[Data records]
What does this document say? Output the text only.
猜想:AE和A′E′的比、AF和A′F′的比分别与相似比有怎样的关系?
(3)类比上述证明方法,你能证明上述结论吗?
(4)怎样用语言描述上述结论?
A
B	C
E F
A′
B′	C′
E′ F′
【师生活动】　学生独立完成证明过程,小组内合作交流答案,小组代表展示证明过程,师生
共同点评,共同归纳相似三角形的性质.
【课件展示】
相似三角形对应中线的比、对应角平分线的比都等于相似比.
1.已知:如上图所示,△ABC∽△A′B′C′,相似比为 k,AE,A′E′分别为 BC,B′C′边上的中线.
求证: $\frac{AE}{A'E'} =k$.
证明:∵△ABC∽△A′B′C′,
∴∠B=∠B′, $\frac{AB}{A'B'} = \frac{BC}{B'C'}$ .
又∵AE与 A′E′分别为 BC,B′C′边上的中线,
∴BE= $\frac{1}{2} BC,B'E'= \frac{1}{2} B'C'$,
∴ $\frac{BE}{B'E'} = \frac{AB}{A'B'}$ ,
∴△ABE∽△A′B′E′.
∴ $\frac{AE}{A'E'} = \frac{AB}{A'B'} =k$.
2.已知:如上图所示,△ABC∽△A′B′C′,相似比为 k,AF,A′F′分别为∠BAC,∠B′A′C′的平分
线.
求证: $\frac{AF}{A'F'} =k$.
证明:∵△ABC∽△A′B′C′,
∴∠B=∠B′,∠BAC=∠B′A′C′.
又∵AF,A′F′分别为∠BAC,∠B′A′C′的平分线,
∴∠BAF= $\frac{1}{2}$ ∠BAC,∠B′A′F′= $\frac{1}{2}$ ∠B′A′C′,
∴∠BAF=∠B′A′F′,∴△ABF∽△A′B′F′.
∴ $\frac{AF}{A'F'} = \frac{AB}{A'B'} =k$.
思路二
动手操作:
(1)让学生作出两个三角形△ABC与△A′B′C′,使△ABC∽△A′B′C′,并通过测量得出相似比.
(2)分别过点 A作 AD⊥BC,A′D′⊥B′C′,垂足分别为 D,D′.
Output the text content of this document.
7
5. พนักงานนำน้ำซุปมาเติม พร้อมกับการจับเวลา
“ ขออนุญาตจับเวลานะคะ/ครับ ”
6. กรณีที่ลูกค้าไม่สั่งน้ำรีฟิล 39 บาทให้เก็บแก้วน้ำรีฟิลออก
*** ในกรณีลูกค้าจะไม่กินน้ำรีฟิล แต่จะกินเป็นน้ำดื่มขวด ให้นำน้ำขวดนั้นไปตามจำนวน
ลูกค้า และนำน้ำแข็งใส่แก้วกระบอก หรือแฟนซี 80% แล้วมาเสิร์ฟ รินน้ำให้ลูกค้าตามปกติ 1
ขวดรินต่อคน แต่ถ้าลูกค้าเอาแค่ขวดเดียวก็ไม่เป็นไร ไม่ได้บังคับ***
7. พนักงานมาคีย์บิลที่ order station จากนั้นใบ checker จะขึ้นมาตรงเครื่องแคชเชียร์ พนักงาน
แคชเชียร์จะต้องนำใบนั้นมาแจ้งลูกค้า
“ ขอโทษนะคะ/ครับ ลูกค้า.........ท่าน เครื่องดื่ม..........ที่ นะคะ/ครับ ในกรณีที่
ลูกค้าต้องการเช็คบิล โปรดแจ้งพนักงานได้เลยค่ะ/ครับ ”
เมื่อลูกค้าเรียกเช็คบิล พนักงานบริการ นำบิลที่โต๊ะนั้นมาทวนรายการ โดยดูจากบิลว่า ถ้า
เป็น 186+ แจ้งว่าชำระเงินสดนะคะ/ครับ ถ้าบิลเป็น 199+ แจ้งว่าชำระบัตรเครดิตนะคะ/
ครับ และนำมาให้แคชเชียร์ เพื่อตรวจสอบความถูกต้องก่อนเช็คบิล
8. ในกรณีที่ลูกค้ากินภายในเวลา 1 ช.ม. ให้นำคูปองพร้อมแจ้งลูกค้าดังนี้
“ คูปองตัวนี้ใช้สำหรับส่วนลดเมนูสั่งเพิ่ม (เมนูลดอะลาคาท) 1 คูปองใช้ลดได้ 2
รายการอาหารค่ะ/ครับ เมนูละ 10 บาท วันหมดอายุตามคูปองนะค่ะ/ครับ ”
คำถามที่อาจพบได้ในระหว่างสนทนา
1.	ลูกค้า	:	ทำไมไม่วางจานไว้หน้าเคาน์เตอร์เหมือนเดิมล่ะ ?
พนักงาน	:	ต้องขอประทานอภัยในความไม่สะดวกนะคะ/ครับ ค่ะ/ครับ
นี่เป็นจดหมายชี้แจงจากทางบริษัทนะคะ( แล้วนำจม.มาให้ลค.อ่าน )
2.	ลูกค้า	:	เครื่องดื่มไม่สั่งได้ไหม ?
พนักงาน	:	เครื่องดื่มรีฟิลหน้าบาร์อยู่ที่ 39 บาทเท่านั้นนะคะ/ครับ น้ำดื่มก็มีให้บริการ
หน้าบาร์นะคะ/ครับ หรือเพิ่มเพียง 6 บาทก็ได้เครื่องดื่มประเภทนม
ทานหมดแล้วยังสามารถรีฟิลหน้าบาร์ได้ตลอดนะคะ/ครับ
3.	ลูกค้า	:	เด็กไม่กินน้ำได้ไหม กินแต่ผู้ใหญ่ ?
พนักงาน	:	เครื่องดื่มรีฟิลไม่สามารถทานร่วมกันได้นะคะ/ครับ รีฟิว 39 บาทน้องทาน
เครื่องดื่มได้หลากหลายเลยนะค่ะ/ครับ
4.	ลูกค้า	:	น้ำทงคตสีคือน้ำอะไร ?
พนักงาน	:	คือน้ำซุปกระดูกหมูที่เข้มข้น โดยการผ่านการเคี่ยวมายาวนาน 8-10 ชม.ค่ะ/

=== TASK REQUIREMENTS ===
Tell how many lines include "this". The number is the whole answer.

=== EXERCISE ANSWER ===
2